Problem to solve: Copy every line that contains the string "учета" from the entries below.

(Data entries)

○ ○ ○

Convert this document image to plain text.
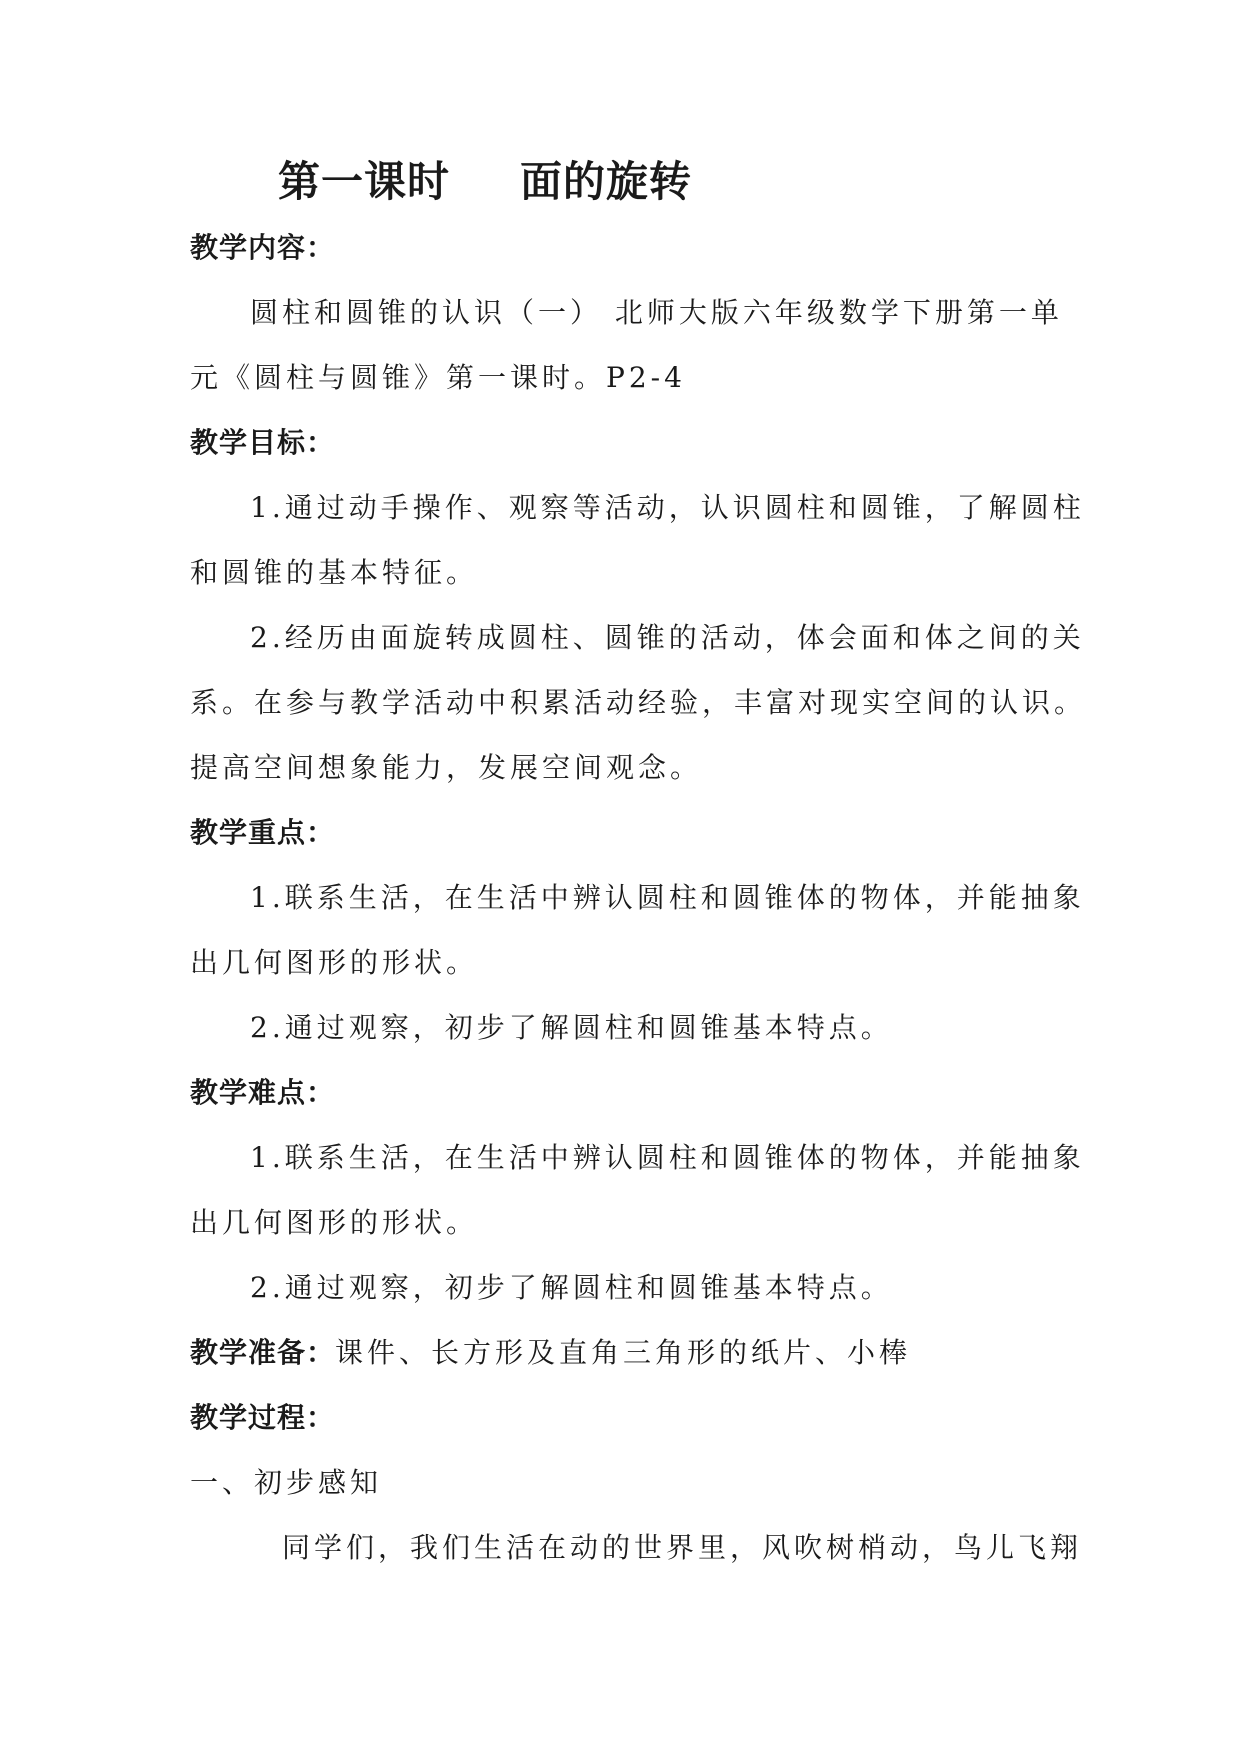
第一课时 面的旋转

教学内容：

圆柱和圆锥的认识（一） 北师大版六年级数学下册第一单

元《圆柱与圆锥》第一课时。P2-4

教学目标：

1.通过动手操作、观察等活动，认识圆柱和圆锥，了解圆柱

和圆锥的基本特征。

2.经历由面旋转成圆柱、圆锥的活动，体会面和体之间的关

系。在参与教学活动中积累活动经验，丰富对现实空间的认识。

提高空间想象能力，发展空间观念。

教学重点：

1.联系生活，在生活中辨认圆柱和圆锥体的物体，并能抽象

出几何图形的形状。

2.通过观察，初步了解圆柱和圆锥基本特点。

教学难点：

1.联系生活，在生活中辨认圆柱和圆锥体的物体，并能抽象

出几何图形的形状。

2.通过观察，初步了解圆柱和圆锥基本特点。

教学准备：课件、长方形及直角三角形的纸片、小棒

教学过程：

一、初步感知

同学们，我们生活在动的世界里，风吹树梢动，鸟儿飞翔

○ ○ ○

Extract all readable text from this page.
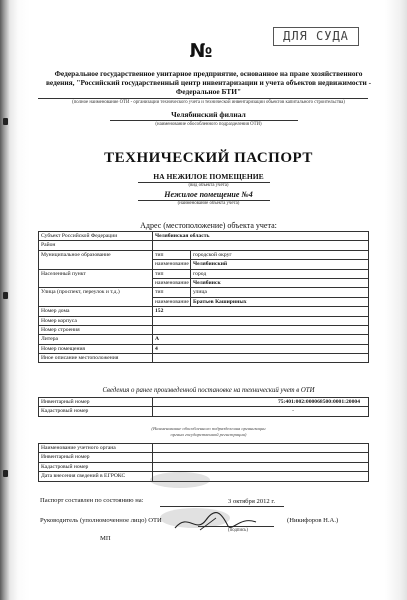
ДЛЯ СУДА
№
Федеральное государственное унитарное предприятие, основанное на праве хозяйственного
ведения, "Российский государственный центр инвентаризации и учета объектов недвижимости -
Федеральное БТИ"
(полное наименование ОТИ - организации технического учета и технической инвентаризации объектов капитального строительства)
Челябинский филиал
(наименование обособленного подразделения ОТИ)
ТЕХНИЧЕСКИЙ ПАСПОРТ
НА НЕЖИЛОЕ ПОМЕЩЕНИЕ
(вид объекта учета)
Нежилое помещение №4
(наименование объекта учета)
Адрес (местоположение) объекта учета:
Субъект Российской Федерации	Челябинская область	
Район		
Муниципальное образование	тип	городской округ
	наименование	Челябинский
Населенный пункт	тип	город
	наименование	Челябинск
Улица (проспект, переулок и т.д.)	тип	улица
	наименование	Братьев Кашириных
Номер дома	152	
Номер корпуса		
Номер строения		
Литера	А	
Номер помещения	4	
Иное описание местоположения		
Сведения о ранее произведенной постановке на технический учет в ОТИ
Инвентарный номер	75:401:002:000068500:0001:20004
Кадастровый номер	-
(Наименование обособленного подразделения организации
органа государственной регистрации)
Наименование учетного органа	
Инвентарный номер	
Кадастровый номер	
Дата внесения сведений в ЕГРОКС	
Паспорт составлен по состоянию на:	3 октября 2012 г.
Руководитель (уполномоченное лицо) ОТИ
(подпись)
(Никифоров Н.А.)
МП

○ ○ ○

Worked solution:
ведения, "Российский государственный центр инвентаризации и учета объектов недвижимости -
(полное наименование ОТИ - организации технического учета и технической инвентаризации объектов капитального строительства)
(вид объекта учета)
(наименование объекта учета)
Адрес (местоположение) объекта учета:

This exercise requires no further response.